(Dataset records on visual material)
++++

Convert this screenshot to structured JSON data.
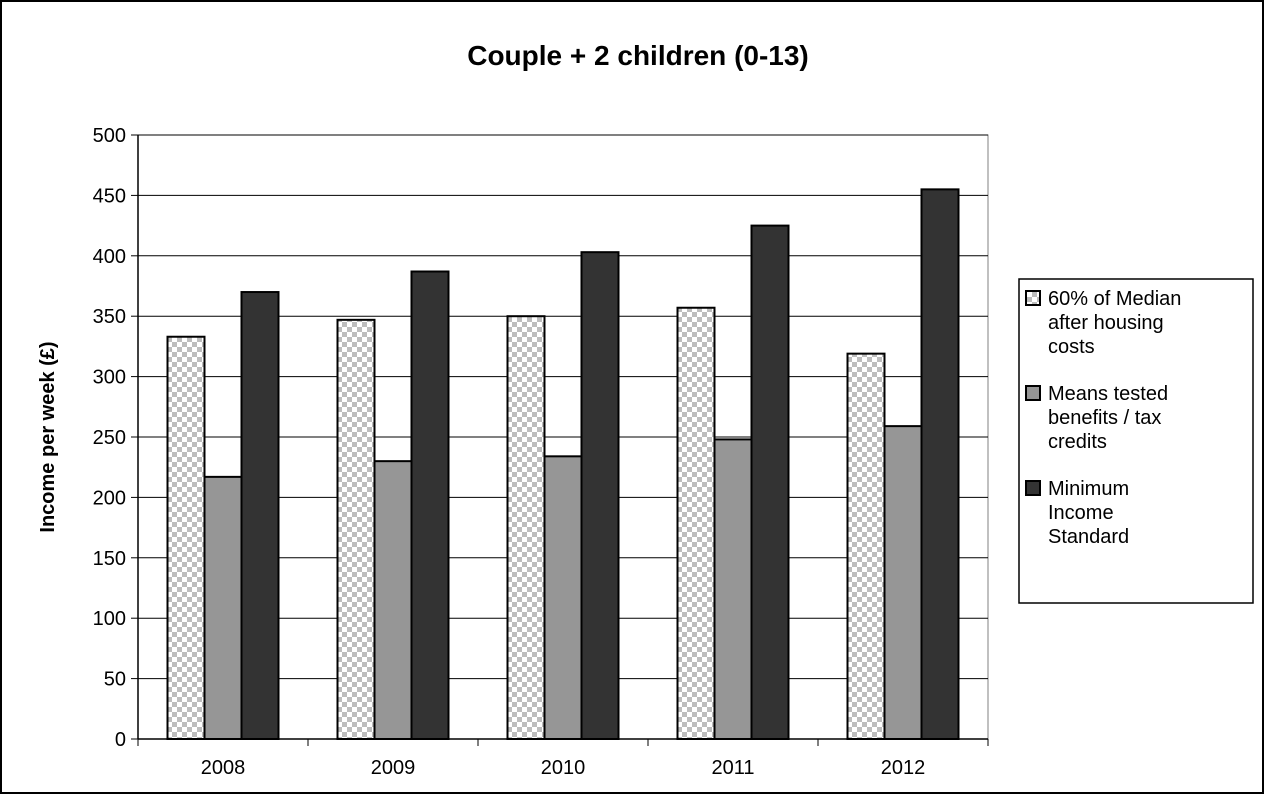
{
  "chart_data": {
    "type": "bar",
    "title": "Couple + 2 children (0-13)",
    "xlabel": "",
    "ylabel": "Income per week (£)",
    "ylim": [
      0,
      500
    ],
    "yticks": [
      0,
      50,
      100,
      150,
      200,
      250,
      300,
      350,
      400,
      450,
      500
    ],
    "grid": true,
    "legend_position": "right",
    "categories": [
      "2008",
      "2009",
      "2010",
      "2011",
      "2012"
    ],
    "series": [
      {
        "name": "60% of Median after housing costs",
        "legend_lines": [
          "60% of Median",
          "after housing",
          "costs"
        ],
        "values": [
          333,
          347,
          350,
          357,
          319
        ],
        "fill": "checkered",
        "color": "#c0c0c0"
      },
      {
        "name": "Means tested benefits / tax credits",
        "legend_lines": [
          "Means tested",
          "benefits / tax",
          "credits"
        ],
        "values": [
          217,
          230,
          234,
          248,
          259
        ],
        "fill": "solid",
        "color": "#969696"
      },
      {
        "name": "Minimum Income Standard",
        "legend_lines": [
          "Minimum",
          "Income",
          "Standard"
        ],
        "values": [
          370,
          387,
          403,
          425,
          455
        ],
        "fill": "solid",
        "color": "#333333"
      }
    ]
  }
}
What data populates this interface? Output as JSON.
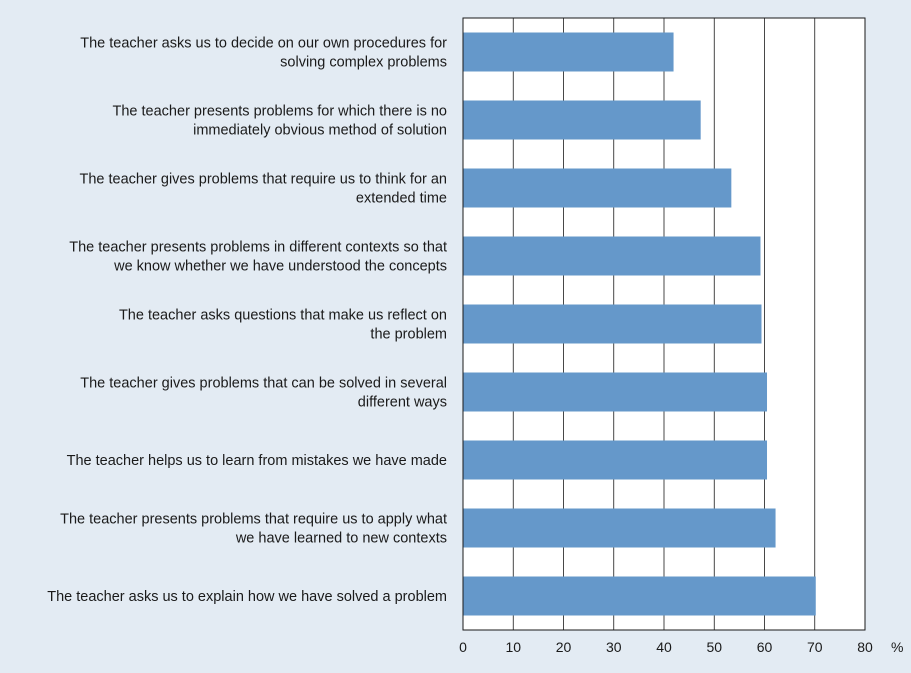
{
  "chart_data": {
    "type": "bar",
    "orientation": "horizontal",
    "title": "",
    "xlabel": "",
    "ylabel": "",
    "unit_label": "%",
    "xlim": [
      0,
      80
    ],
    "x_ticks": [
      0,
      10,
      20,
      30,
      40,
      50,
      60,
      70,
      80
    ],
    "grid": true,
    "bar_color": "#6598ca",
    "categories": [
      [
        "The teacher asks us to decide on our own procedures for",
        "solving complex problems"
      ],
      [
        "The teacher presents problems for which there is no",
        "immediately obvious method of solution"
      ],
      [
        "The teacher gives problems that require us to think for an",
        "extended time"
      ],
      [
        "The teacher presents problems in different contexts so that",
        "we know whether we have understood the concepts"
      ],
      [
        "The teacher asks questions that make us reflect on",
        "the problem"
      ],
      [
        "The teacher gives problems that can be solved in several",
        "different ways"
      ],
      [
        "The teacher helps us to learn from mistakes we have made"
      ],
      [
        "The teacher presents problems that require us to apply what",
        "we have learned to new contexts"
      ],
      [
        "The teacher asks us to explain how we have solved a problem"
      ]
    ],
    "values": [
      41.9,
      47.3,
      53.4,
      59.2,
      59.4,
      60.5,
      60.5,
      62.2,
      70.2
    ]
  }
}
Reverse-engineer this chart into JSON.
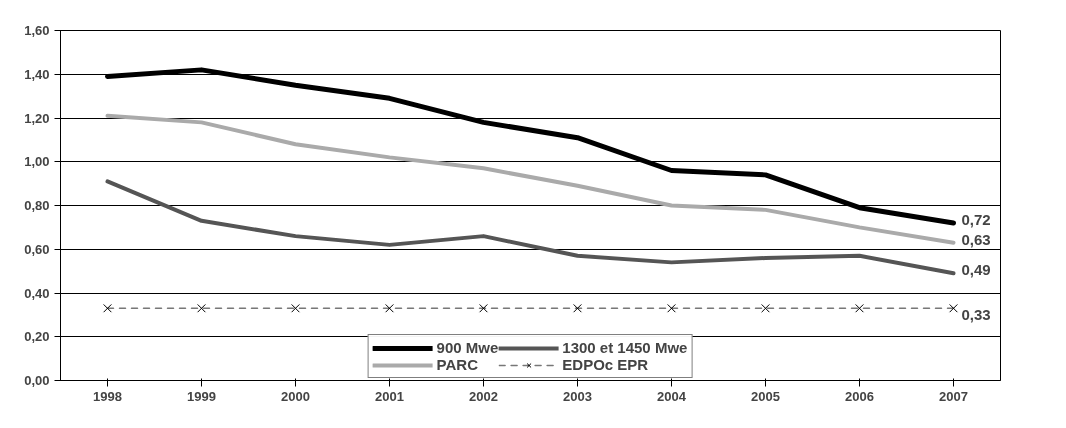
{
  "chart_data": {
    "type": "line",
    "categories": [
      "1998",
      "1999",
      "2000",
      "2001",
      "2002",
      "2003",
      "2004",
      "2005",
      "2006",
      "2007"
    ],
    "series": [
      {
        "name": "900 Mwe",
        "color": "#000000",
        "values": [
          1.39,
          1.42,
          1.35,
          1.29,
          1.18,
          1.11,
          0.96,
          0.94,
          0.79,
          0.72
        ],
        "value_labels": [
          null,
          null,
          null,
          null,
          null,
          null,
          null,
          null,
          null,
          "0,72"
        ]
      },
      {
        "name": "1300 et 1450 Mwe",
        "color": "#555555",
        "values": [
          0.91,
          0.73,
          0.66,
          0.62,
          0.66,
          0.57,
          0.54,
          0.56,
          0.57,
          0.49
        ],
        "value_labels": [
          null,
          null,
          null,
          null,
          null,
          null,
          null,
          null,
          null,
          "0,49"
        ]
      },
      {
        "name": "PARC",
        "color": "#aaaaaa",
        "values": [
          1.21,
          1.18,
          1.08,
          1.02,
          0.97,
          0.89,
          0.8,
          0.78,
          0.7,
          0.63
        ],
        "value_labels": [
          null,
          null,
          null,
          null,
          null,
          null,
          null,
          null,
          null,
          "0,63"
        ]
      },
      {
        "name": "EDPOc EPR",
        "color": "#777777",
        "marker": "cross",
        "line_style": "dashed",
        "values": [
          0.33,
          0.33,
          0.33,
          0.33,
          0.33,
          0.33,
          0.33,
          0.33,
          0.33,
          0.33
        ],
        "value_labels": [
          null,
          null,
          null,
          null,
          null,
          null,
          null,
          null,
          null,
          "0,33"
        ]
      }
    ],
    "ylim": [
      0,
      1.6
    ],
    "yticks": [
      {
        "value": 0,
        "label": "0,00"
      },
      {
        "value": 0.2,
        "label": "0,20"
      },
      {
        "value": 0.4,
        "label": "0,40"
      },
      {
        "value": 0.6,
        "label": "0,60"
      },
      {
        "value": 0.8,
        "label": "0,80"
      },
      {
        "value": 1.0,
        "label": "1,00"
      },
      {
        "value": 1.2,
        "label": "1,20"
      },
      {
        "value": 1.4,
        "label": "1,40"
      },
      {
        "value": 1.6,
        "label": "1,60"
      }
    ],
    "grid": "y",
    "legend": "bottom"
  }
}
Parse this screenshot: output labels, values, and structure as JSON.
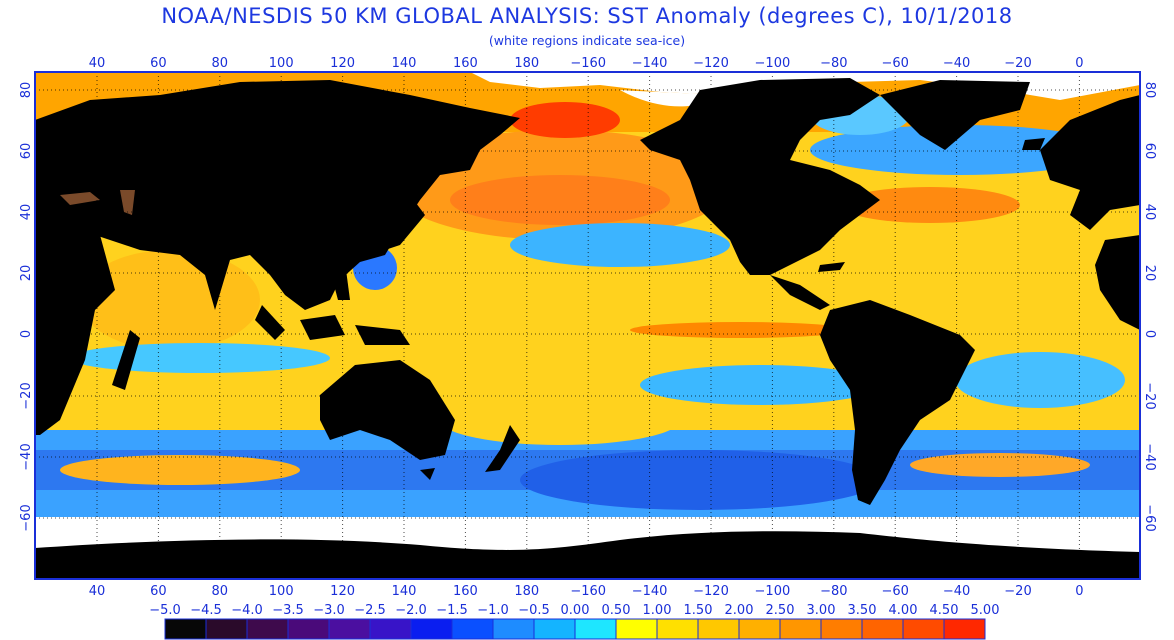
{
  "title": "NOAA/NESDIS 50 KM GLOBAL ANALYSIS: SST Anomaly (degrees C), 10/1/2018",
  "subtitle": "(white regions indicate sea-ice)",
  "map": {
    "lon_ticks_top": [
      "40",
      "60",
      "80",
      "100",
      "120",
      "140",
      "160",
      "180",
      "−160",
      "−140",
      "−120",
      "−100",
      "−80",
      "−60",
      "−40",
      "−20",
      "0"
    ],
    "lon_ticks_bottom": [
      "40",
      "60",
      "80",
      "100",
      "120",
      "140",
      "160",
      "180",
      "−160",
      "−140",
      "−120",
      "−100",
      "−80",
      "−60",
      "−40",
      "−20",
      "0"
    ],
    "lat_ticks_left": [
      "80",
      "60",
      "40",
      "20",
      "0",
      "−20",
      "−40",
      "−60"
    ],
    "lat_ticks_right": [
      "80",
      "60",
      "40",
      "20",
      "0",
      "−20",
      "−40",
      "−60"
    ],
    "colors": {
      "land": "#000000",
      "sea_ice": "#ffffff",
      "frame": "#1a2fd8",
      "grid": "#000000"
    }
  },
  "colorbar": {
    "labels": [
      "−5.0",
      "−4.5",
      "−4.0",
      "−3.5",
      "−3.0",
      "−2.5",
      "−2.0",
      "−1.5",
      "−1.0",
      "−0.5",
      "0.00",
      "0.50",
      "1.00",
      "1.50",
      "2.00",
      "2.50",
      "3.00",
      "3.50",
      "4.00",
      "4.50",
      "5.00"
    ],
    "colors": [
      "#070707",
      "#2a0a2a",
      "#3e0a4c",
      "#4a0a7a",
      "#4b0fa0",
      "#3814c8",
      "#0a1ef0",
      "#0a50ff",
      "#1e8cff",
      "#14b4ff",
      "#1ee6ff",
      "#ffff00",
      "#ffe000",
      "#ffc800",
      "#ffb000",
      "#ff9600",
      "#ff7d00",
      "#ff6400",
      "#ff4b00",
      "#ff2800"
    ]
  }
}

++++

**What to do:** Copy out all lines that carry the word "credits".

**Exercise response:**
        "name": "Means tested benefits / tax credits",
          "credits"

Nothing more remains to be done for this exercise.